===== Data entries

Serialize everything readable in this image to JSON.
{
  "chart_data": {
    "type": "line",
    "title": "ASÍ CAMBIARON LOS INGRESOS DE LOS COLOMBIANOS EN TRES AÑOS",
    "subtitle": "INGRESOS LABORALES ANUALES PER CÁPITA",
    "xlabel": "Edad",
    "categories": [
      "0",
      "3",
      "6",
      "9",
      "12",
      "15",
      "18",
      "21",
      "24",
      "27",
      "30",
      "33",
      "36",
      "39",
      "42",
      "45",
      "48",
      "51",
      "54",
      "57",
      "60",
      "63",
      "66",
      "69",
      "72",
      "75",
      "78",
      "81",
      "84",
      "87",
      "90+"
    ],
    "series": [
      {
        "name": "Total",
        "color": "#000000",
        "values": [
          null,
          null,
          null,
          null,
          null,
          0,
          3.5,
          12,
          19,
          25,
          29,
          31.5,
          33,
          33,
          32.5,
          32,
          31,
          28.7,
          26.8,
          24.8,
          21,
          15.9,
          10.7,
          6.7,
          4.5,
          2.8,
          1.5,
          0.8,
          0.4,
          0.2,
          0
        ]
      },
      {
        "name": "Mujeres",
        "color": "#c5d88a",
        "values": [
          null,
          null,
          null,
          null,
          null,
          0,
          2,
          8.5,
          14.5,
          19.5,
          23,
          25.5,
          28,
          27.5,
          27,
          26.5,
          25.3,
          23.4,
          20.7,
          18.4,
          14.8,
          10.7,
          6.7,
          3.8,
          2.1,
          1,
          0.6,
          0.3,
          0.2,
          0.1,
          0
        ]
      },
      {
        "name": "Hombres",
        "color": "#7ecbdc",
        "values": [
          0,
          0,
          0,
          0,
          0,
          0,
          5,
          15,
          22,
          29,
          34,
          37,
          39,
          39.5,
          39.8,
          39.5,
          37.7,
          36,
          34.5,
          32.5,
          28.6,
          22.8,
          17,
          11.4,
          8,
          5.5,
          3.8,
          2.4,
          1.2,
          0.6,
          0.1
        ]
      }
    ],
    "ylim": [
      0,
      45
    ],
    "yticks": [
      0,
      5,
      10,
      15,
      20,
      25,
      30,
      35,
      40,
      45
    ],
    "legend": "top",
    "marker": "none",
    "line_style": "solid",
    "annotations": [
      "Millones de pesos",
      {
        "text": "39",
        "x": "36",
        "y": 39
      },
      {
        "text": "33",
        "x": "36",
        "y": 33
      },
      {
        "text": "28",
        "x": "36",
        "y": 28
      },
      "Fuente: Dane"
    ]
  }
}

==========

Written instruction => Keep only those lines of the records that hold "INGRESOS", and return them.

Solution to this task =>
    "title": "ASÍ CAMBIARON LOS INGRESOS DE LOS COLOMBIANOS EN TRES AÑOS",
    "subtitle": "INGRESOS LABORALES ANUALES PER CÁPITA",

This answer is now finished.